*WHAT THE EXERCISE ASKS:* Write out every record below exactly as it appears.

Dataset rows
>> Begin
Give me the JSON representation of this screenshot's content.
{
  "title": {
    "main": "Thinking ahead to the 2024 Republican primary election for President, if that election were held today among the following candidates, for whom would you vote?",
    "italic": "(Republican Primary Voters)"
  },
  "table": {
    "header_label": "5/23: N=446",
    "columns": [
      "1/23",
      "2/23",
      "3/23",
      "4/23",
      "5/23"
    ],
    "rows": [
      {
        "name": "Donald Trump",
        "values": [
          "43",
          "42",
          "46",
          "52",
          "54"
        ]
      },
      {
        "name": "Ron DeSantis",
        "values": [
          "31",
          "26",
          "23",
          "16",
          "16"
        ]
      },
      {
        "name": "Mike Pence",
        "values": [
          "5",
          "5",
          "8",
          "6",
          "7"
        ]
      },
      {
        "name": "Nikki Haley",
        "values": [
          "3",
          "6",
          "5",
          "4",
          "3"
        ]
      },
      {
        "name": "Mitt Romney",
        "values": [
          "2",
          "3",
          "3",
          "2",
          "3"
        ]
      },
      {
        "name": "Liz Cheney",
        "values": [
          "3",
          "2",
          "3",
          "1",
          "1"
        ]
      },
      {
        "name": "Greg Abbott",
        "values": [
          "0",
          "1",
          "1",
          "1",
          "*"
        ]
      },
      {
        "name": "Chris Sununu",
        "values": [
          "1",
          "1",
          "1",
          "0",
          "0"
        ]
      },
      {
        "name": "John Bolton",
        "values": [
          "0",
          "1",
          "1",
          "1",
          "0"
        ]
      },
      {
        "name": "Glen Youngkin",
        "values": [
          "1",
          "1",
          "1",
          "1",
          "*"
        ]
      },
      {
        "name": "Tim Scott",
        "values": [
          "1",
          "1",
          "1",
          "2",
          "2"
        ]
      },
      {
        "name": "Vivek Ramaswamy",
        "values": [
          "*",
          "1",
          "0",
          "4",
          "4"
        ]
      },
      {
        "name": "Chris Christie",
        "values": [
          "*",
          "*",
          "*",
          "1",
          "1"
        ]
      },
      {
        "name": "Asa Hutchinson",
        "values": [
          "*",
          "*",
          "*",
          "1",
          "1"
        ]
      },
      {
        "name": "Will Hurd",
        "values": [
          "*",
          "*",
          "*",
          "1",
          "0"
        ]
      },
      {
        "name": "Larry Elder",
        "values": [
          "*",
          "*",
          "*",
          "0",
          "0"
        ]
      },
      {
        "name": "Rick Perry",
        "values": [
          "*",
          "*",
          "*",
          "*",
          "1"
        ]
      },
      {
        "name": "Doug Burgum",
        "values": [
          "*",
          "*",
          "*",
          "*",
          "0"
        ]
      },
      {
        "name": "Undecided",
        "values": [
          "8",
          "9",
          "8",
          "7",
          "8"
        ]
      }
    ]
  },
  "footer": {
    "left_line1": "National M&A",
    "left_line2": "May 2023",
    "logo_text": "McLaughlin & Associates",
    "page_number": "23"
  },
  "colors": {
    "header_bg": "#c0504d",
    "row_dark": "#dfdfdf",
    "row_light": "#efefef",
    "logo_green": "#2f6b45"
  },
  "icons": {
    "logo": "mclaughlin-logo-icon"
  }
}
>> End
*ANSWER:*
Give me the JSON representation of this screenshot's content.
{
  "title": {
    "main": "Thinking ahead to the 2024 Republican primary election for President, if that election were held today among the following candidates, for whom would you vote?",
    "italic": "(Republican Primary Voters)"
  },
  "table": {
    "header_label": "5/23: N=446",
    "columns": [
      "1/23",
      "2/23",
      "3/23",
      "4/23",
      "5/23"
    ],
    "rows": [
      {
        "name": "Donald Trump",
        "values": [
          "43",
          "42",
          "46",
          "52",
          "54"
        ]
      },
      {
        "name": "Ron DeSantis",
        "values": [
          "31",
          "26",
          "23",
          "16",
          "16"
        ]
      },
      {
        "name": "Mike Pence",
        "values": [
          "5",
          "5",
          "8",
          "6",
          "7"
        ]
      },
      {
        "name": "Nikki Haley",
        "values": [
          "3",
          "6",
          "5",
          "4",
          "3"
        ]
      },
      {
        "name": "Mitt Romney",
        "values": [
          "2",
          "3",
          "3",
          "2",
          "3"
        ]
      },
      {
        "name": "Liz Cheney",
        "values": [
          "3",
          "2",
          "3",
          "1",
          "1"
        ]
      },
      {
        "name": "Greg Abbott",
        "values": [
          "0",
          "1",
          "1",
          "1",
          "*"
        ]
      },
      {
        "name": "Chris Sununu",
        "values": [
          "1",
          "1",
          "1",
          "0",
          "0"
        ]
      },
      {
        "name": "John Bolton",
        "values": [
          "0",
          "1",
          "1",
          "1",
          "0"
        ]
      },
      {
        "name": "Glen Youngkin",
        "values": [
          "1",
          "1",
          "1",
          "1",
          "*"
        ]
      },
      {
        "name": "Tim Scott",
        "values": [
          "1",
          "1",
          "1",
          "2",
          "2"
        ]
      },
      {
        "name": "Vivek Ramaswamy",
        "values": [
          "*",
          "1",
          "0",
          "4",
          "4"
        ]
      },
      {
        "name": "Chris Christie",
        "values": [
          "*",
          "*",
          "*",
          "1",
          "1"
        ]
      },
      {
        "name": "Asa Hutchinson",
        "values": [
          "*",
          "*",
          "*",
          "1",
          "1"
        ]
      },
      {
        "name": "Will Hurd",
        "values": [
          "*",
          "*",
          "*",
          "1",
          "0"
        ]
      },
      {
        "name": "Larry Elder",
        "values": [
          "*",
          "*",
          "*",
          "0",
          "0"
        ]
      },
      {
        "name": "Rick Perry",
        "values": [
          "*",
          "*",
          "*",
          "*",
          "1"
        ]
      },
      {
        "name": "Doug Burgum",
        "values": [
          "*",
          "*",
          "*",
          "*",
          "0"
        ]
      },
      {
        "name": "Undecided",
        "values": [
          "8",
          "9",
          "8",
          "7",
          "8"
        ]
      }
    ]
  },
  "footer": {
    "left_line1": "National M&A",
    "left_line2": "May 2023",
    "logo_text": "McLaughlin & Associates",
    "page_number": "23"
  },
  "colors": {
    "header_bg": "#c0504d",
    "row_dark": "#dfdfdf",
    "row_light": "#efefef",
    "logo_green": "#2f6b45"
  },
  "icons": {
    "logo": "mclaughlin-logo-icon"
  }
}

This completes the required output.